[Saved data entries]
-- Begin --

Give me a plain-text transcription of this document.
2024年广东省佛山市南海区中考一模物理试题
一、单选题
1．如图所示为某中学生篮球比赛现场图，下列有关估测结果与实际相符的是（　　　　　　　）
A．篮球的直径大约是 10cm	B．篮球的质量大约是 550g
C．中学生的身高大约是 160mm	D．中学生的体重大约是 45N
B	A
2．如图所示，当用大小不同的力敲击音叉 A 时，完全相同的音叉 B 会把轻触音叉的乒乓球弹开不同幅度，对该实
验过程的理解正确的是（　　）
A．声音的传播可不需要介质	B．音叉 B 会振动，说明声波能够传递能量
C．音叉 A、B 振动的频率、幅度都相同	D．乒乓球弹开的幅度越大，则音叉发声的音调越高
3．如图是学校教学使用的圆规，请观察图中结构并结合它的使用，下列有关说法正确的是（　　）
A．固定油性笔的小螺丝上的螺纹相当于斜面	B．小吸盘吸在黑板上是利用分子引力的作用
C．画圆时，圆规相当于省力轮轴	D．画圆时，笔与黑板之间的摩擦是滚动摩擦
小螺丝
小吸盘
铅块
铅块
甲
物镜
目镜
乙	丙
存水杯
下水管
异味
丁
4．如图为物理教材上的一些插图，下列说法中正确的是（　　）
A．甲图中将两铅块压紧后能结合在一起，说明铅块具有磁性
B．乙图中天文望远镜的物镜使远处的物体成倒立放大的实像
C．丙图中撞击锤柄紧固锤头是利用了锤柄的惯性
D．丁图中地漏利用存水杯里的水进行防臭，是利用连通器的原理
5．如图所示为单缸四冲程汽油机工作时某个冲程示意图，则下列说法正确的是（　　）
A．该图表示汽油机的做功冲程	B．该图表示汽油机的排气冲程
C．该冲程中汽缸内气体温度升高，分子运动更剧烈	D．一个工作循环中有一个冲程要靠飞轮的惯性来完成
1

-- End --

Write out every line of the material again, exactly as it reads.

Give me a plain-text transcription of this document.
2024年广东省佛山市南海区中考一模物理试题
一、单选题
1．如图所示为某中学生篮球比赛现场图，下列有关估测结果与实际相符的是（　　　　　　　）
A．篮球的直径大约是 10cm	B．篮球的质量大约是 550g
C．中学生的身高大约是 160mm	D．中学生的体重大约是 45N
B	A
2．如图所示，当用大小不同的力敲击音叉 A 时，完全相同的音叉 B 会把轻触音叉的乒乓球弹开不同幅度，对该实
验过程的理解正确的是（　　）
A．声音的传播可不需要介质	B．音叉 B 会振动，说明声波能够传递能量
C．音叉 A、B 振动的频率、幅度都相同	D．乒乓球弹开的幅度越大，则音叉发声的音调越高
3．如图是学校教学使用的圆规，请观察图中结构并结合它的使用，下列有关说法正确的是（　　）
A．固定油性笔的小螺丝上的螺纹相当于斜面	B．小吸盘吸在黑板上是利用分子引力的作用
C．画圆时，圆规相当于省力轮轴	D．画圆时，笔与黑板之间的摩擦是滚动摩擦
小螺丝
小吸盘
铅块
铅块
甲
物镜
目镜
乙	丙
存水杯
下水管
异味
丁
4．如图为物理教材上的一些插图，下列说法中正确的是（　　）
A．甲图中将两铅块压紧后能结合在一起，说明铅块具有磁性
B．乙图中天文望远镜的物镜使远处的物体成倒立放大的实像
C．丙图中撞击锤柄紧固锤头是利用了锤柄的惯性
D．丁图中地漏利用存水杯里的水进行防臭，是利用连通器的原理
5．如图所示为单缸四冲程汽油机工作时某个冲程示意图，则下列说法正确的是（　　）
A．该图表示汽油机的做功冲程	B．该图表示汽油机的排气冲程
C．该冲程中汽缸内气体温度升高，分子运动更剧烈	D．一个工作循环中有一个冲程要靠飞轮的惯性来完成
1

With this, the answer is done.